Task to complete
Below are some entries; can you quote all of them exactly?

Saved data entries:
···
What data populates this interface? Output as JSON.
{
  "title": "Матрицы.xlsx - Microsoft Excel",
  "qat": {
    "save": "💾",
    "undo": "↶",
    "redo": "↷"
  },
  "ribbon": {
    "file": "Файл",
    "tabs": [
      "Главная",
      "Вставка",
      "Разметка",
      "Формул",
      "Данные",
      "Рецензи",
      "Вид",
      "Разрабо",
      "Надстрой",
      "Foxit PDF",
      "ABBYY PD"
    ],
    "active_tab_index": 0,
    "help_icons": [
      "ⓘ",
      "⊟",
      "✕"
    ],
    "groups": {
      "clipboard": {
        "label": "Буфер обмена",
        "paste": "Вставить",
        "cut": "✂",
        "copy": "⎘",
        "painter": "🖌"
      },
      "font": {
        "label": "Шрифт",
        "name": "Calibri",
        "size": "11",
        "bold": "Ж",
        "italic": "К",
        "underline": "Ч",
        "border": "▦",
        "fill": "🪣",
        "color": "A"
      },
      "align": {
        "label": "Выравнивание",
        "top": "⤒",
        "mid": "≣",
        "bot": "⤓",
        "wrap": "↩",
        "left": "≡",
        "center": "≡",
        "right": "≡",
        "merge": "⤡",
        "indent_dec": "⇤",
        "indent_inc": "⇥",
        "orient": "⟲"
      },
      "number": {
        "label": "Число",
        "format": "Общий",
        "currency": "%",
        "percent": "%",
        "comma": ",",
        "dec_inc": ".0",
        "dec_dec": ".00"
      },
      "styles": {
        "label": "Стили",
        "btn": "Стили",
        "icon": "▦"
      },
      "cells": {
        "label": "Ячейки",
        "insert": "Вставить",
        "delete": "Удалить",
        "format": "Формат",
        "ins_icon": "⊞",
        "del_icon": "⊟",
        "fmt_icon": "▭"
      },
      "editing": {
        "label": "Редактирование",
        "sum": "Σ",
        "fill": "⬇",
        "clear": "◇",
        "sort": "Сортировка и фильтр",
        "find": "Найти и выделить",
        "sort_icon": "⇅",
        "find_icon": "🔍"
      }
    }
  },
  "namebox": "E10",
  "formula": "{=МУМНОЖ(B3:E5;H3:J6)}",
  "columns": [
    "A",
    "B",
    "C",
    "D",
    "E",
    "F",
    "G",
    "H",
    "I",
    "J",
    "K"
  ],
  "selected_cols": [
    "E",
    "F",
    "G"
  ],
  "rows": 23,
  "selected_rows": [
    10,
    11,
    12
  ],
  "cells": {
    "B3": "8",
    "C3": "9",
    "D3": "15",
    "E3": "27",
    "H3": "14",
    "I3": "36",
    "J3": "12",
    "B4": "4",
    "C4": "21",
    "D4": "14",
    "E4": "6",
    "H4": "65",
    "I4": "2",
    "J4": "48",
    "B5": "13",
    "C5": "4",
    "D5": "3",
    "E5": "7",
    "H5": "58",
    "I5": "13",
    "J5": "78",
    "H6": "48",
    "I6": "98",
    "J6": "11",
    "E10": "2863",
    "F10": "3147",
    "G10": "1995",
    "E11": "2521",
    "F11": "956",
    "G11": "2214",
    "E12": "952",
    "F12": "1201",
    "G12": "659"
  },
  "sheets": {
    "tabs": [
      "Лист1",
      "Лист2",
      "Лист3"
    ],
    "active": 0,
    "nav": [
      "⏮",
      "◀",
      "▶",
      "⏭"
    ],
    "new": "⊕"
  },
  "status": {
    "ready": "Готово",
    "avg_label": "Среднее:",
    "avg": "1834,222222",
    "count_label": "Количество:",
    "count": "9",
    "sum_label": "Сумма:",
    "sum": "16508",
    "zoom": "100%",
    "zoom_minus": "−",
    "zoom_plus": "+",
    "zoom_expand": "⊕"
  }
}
···
Task output
What data populates this interface? Output as JSON.
{
  "title": "Матрицы.xlsx - Microsoft Excel",
  "qat": {
    "save": "💾",
    "undo": "↶",
    "redo": "↷"
  },
  "ribbon": {
    "file": "Файл",
    "tabs": [
      "Главная",
      "Вставка",
      "Разметка",
      "Формул",
      "Данные",
      "Рецензи",
      "Вид",
      "Разрабо",
      "Надстрой",
      "Foxit PDF",
      "ABBYY PD"
    ],
    "active_tab_index": 0,
    "help_icons": [
      "ⓘ",
      "⊟",
      "✕"
    ],
    "groups": {
      "clipboard": {
        "label": "Буфер обмена",
        "paste": "Вставить",
        "cut": "✂",
        "copy": "⎘",
        "painter": "🖌"
      },
      "font": {
        "label": "Шрифт",
        "name": "Calibri",
        "size": "11",
        "bold": "Ж",
        "italic": "К",
        "underline": "Ч",
        "border": "▦",
        "fill": "🪣",
        "color": "A"
      },
      "align": {
        "label": "Выравнивание",
        "top": "⤒",
        "mid": "≣",
        "bot": "⤓",
        "wrap": "↩",
        "left": "≡",
        "center": "≡",
        "right": "≡",
        "merge": "⤡",
        "indent_dec": "⇤",
        "indent_inc": "⇥",
        "orient": "⟲"
      },
      "number": {
        "label": "Число",
        "format": "Общий",
        "currency": "%",
        "percent": "%",
        "comma": ",",
        "dec_inc": ".0",
        "dec_dec": ".00"
      },
      "styles": {
        "label": "Стили",
        "btn": "Стили",
        "icon": "▦"
      },
      "cells": {
        "label": "Ячейки",
        "insert": "Вставить",
        "delete": "Удалить",
        "format": "Формат",
        "ins_icon": "⊞",
        "del_icon": "⊟",
        "fmt_icon": "▭"
      },
      "editing": {
        "label": "Редактирование",
        "sum": "Σ",
        "fill": "⬇",
        "clear": "◇",
        "sort": "Сортировка и фильтр",
        "find": "Найти и выделить",
        "sort_icon": "⇅",
        "find_icon": "🔍"
      }
    }
  },
  "namebox": "E10",
  "formula": "{=МУМНОЖ(B3:E5;H3:J6)}",
  "columns": [
    "A",
    "B",
    "C",
    "D",
    "E",
    "F",
    "G",
    "H",
    "I",
    "J",
    "K"
  ],
  "selected_cols": [
    "E",
    "F",
    "G"
  ],
  "rows": 23,
  "selected_rows": [
    10,
    11,
    12
  ],
  "cells": {
    "B3": "8",
    "C3": "9",
    "D3": "15",
    "E3": "27",
    "H3": "14",
    "I3": "36",
    "J3": "12",
    "B4": "4",
    "C4": "21",
    "D4": "14",
    "E4": "6",
    "H4": "65",
    "I4": "2",
    "J4": "48",
    "B5": "13",
    "C5": "4",
    "D5": "3",
    "E5": "7",
    "H5": "58",
    "I5": "13",
    "J5": "78",
    "H6": "48",
    "I6": "98",
    "J6": "11",
    "E10": "2863",
    "F10": "3147",
    "G10": "1995",
    "E11": "2521",
    "F11": "956",
    "G11": "2214",
    "E12": "952",
    "F12": "1201",
    "G12": "659"
  },
  "sheets": {
    "tabs": [
      "Лист1",
      "Лист2",
      "Лист3"
    ],
    "active": 0,
    "nav": [
      "⏮",
      "◀",
      "▶",
      "⏭"
    ],
    "new": "⊕"
  },
  "status": {
    "ready": "Готово",
    "avg_label": "Среднее:",
    "avg": "1834,222222",
    "count_label": "Количество:",
    "count": "9",
    "sum_label": "Сумма:",
    "sum": "16508",
    "zoom": "100%",
    "zoom_minus": "−",
    "zoom_plus": "+",
    "zoom_expand": "⊕"
  }
}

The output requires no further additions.